> _TASK TO CARRY OUT_: Any pictures should be left out; please print exactly the lines between the line with "Enumerate this screenshot's" and the line with "Serialize everything readable", inclusive.
──────── INFORMATION SUPPLIED ────────
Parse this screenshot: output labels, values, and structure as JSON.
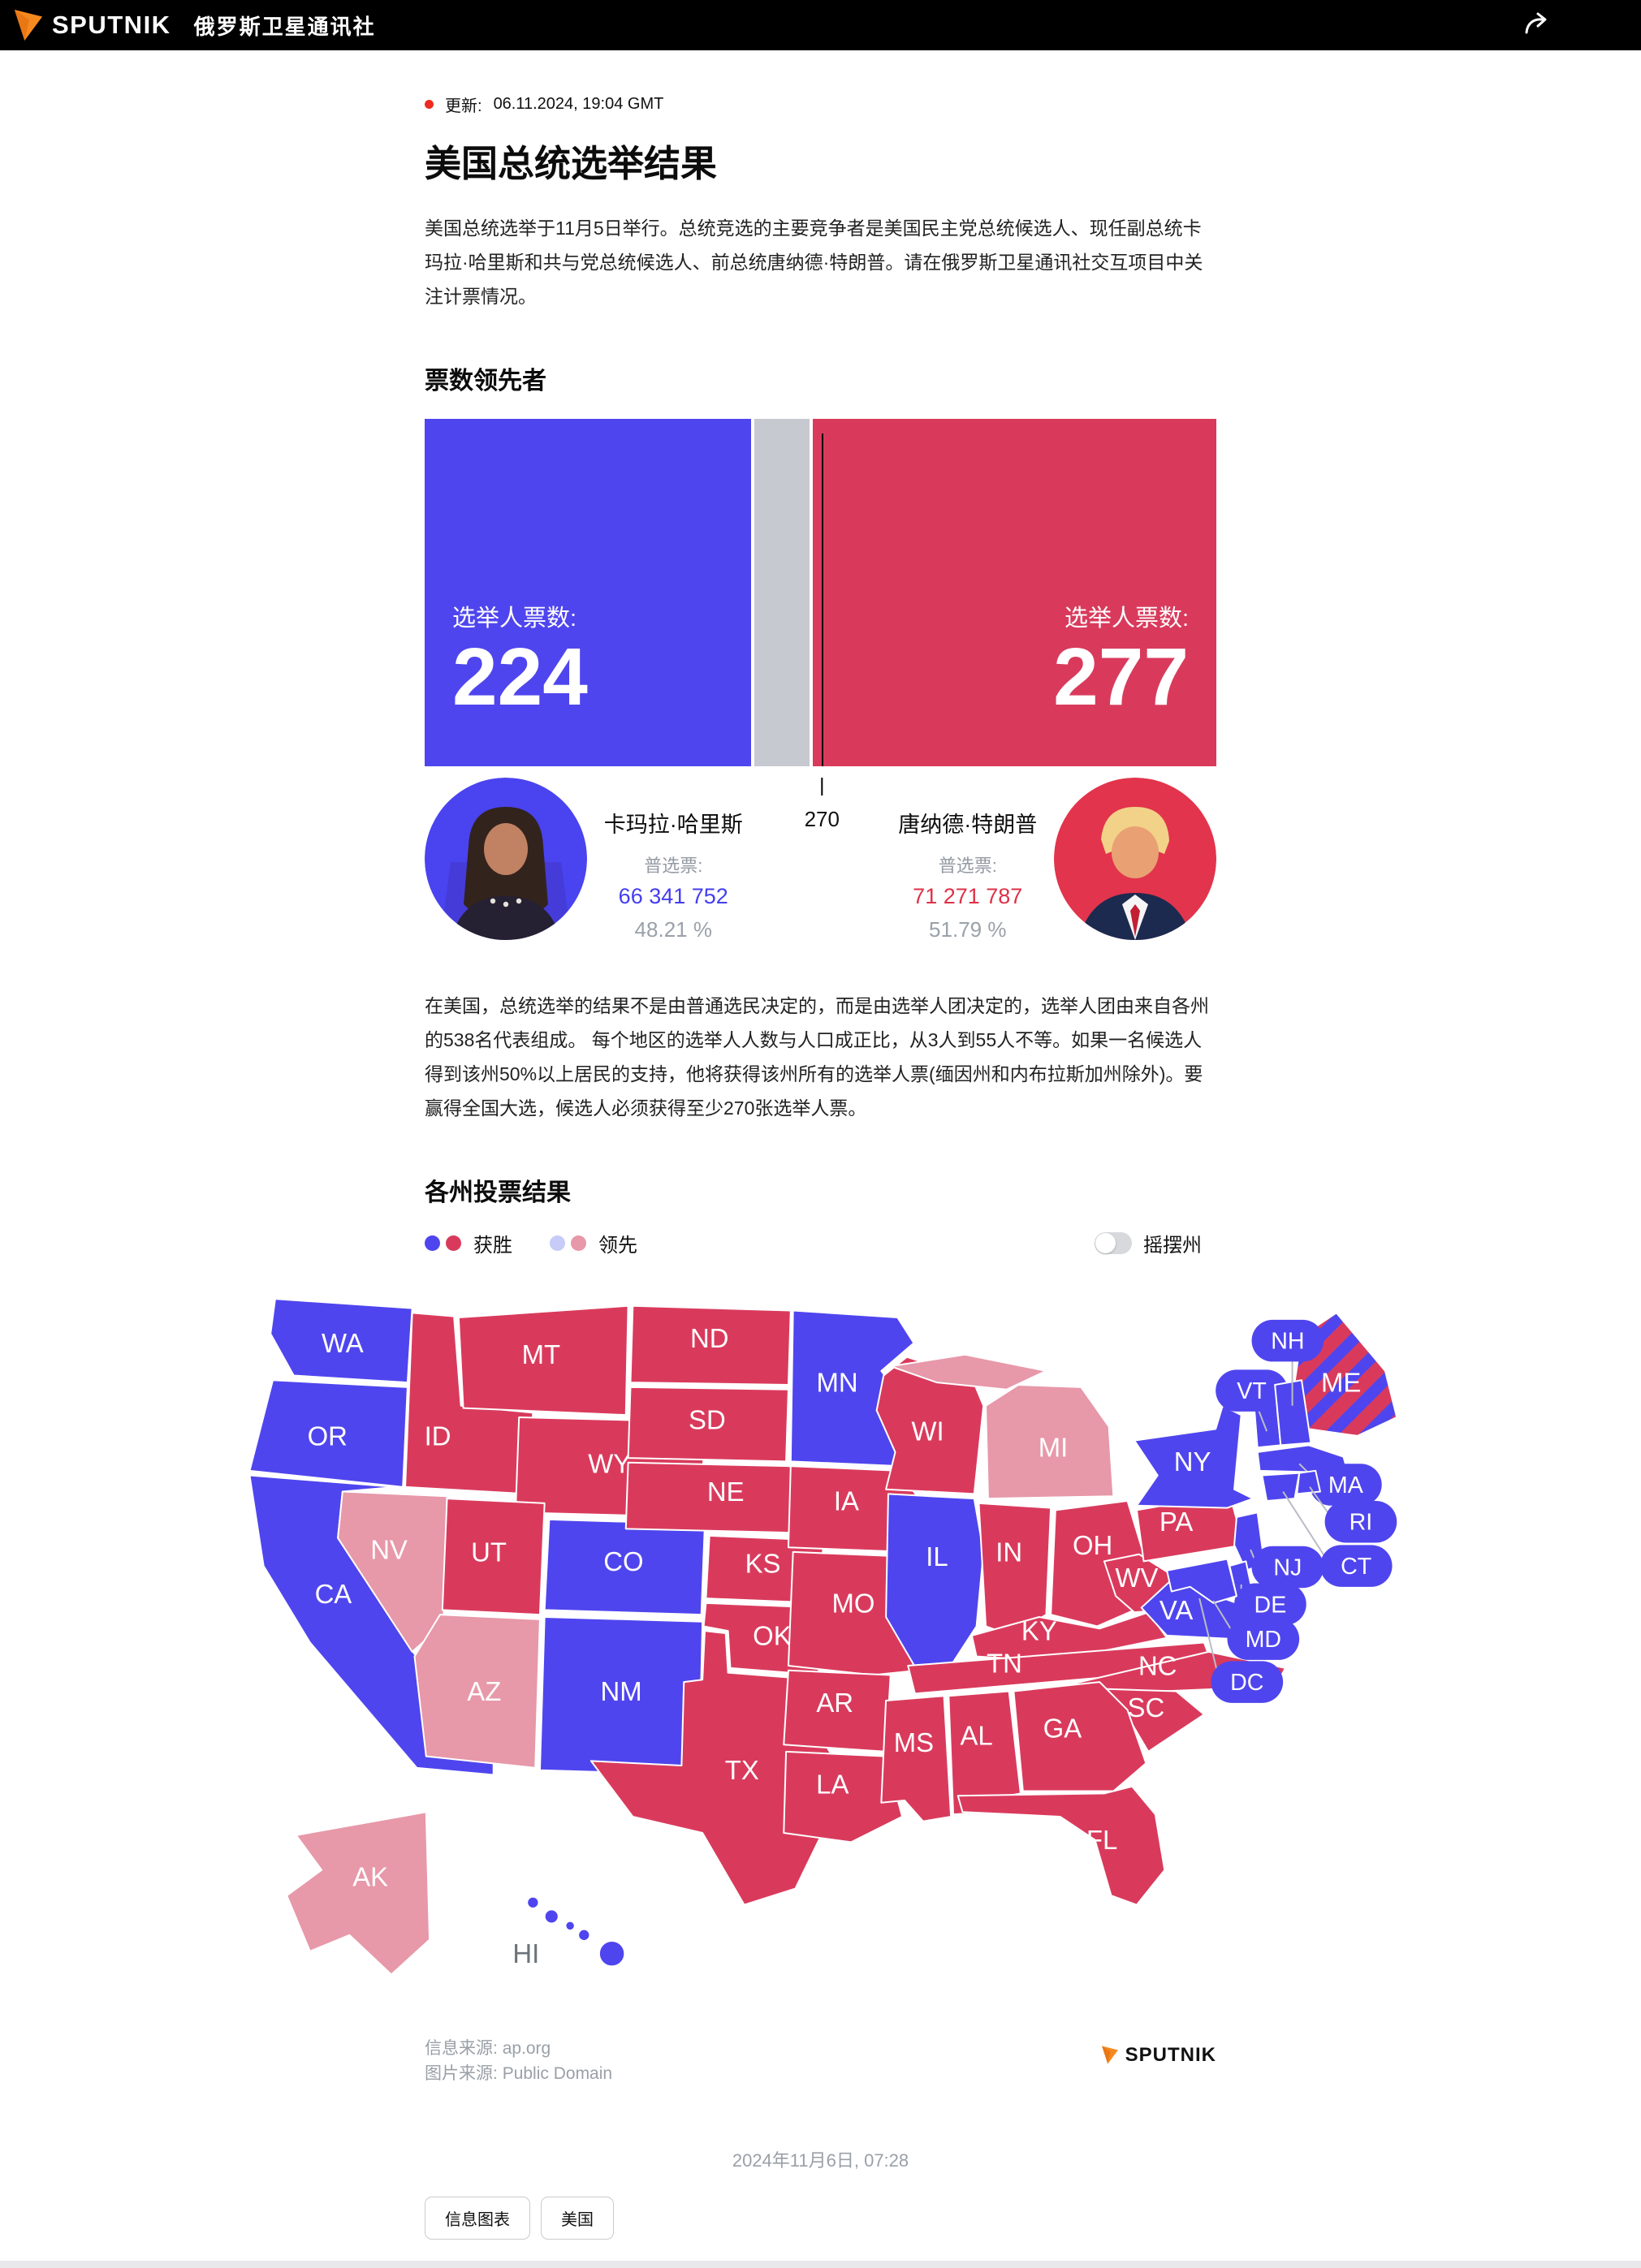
────────
──────── INFORMATION SUPPLIED ────────
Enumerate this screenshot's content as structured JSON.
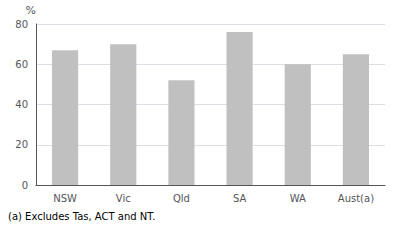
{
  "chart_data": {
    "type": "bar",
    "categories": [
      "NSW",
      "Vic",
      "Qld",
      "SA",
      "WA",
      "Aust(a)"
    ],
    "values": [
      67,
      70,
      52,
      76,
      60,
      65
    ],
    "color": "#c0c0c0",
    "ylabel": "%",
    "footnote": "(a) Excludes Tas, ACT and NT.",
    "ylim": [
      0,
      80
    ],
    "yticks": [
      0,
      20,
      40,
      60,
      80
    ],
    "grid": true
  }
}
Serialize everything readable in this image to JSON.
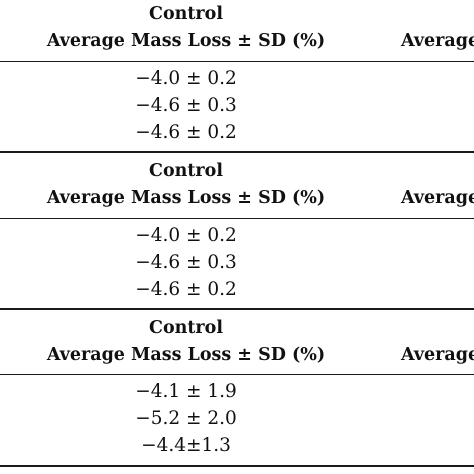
────────
> _ANSWER IN FULL_:
Enumerate this screenshot's content as structured JSON.
{
  "chart_data": {
    "type": "bar",
    "categories": [
      "NSW",
      "Vic",
      "Qld",
      "SA",
      "WA",
      "Aust(a)"
    ],
    "values": [
      67,
      70,
      52,
      76,
      60,
      65
    ],
    "color": "#c0c0c0",
    "ylabel": "%",
    "footnote": "(a) Excludes Tas, ACT and NT.",
    "ylim": [
      0,
      80
    ],
    "yticks": [
      0,
      20,
      40,
      60,
      80
    ],
    "grid": true
  }
}
Serialize everything readable in this image to JSON.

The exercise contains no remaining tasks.